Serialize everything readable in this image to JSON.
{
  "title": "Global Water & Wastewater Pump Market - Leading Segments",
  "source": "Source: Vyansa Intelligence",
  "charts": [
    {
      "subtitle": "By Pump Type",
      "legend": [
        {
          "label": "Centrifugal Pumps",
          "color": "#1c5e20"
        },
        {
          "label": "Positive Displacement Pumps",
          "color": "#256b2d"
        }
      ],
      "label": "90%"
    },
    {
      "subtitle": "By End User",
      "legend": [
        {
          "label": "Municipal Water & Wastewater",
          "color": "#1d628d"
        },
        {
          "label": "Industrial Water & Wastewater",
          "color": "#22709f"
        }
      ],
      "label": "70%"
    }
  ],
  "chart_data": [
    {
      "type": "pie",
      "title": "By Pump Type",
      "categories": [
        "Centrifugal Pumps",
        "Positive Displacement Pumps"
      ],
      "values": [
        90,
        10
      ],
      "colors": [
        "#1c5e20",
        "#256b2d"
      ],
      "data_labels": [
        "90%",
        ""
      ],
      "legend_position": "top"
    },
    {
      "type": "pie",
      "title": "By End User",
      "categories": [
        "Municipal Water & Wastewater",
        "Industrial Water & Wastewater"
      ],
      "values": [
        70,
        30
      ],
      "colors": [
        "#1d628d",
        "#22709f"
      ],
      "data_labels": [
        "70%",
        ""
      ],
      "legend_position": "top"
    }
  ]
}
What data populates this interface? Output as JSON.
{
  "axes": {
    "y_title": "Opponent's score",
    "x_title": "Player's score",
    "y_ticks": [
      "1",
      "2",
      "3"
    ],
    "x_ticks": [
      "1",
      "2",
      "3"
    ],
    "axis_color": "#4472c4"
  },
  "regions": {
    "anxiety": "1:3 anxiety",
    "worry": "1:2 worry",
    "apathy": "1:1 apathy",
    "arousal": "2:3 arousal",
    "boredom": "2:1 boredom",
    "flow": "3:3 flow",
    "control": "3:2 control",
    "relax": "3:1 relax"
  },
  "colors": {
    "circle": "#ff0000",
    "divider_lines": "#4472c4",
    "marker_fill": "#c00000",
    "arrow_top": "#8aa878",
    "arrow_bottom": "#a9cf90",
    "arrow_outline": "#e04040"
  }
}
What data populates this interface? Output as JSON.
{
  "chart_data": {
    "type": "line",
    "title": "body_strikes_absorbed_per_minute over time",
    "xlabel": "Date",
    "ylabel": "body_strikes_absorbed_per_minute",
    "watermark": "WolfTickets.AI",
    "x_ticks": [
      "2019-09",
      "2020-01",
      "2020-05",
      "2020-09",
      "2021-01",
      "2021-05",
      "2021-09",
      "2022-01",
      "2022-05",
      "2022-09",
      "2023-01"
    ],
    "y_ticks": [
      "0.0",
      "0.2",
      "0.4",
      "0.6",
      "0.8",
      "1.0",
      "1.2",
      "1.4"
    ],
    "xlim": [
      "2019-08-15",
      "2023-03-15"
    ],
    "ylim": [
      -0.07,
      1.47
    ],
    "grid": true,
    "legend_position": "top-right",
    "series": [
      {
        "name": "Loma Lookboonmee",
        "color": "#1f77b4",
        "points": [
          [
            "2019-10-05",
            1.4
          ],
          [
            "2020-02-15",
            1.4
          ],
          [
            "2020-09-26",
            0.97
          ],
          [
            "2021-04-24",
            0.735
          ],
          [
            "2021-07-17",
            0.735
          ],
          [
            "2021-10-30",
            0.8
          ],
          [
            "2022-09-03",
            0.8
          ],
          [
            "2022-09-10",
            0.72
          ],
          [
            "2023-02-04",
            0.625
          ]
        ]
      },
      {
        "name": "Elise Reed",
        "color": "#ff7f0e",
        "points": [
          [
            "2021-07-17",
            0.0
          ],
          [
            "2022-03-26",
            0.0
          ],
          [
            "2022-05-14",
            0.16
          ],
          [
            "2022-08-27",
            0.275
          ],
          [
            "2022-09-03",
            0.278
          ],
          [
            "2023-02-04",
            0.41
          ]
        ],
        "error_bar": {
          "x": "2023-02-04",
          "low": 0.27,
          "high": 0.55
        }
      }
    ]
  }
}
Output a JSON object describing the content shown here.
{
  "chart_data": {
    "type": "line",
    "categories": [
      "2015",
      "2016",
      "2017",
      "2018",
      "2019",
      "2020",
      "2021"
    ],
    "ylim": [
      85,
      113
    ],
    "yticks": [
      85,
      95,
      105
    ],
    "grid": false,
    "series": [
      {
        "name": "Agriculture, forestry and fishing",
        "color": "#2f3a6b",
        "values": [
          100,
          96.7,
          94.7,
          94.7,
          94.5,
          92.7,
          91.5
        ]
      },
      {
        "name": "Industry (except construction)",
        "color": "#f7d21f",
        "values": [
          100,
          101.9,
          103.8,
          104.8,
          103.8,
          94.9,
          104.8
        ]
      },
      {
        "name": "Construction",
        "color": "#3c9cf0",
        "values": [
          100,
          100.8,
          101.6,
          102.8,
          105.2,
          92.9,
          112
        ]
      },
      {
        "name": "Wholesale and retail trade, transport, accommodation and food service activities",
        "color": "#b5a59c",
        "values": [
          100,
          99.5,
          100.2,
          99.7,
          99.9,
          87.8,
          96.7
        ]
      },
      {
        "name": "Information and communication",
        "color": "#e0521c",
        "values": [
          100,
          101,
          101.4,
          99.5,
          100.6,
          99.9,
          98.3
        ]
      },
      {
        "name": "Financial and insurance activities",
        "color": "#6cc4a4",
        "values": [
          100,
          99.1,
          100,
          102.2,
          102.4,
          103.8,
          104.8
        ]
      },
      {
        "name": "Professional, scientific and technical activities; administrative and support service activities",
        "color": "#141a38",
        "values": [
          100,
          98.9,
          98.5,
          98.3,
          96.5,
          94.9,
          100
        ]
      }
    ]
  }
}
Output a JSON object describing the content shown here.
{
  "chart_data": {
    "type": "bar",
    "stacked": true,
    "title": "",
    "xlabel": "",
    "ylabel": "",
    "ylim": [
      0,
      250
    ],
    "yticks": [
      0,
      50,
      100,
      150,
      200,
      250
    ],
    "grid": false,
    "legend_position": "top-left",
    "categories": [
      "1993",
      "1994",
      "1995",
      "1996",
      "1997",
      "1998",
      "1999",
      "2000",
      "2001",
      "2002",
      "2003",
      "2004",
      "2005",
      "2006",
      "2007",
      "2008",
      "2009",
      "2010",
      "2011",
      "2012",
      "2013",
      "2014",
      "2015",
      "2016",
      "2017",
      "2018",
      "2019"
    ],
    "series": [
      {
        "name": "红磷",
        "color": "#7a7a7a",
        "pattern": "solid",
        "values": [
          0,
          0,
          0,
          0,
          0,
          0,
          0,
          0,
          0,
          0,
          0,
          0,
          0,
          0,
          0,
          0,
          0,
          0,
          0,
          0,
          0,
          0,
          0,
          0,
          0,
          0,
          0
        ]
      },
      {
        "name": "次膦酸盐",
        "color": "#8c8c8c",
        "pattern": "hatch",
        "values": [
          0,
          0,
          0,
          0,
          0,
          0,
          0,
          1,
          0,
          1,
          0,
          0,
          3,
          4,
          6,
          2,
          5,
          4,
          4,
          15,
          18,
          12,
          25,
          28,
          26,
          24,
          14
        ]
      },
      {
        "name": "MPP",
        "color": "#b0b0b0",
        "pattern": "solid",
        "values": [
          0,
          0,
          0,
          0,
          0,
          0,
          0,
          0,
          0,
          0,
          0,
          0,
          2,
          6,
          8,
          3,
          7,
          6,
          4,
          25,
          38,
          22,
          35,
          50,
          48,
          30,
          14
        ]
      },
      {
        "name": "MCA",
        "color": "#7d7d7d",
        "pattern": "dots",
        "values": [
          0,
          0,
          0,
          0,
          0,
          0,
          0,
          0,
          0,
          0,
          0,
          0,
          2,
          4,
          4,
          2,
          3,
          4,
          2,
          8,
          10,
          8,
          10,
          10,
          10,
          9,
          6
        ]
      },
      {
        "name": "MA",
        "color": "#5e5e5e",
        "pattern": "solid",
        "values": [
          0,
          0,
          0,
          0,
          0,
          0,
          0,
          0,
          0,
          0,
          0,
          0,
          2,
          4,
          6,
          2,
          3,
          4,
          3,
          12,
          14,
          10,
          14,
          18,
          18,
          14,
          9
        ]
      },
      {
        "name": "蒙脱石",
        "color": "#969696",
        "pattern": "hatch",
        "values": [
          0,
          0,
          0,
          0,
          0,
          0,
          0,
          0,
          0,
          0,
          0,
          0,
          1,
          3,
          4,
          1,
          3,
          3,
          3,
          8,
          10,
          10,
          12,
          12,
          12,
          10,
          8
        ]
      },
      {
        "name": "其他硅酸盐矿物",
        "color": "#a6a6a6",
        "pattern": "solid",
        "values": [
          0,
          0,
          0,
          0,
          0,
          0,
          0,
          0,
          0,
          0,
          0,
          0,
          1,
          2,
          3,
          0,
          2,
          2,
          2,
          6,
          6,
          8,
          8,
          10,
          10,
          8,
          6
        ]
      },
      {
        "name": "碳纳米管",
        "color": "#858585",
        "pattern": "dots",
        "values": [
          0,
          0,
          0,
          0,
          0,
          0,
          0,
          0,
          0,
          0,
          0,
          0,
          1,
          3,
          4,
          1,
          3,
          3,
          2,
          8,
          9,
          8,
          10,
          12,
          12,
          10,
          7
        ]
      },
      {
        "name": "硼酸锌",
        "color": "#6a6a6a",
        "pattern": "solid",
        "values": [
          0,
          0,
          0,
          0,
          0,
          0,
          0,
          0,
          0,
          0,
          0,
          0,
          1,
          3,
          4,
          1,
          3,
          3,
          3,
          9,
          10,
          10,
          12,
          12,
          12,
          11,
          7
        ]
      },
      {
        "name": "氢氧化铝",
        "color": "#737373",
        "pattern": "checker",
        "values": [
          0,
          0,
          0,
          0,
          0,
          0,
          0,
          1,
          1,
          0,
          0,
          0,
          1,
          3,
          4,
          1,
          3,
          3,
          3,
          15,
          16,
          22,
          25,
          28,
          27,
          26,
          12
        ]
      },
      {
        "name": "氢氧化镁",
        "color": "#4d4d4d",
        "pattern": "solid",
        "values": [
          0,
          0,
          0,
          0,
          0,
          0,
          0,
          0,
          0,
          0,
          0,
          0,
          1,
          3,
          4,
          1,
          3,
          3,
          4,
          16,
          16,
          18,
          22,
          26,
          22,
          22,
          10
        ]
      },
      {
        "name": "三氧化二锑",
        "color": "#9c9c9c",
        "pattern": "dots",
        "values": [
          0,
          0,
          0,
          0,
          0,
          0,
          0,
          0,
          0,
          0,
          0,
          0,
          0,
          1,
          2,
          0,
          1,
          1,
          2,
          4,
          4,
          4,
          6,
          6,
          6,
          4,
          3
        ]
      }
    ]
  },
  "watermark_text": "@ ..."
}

(What to do) Search the lines for the string "activities" and copy every line that has it.

(Response for this exercise)
        "name": "Wholesale and retail trade, transport, accommodation and food service activities",
        "name": "Financial and insurance activities",
        "name": "Professional, scientific and technical activities; administrative and support service activities",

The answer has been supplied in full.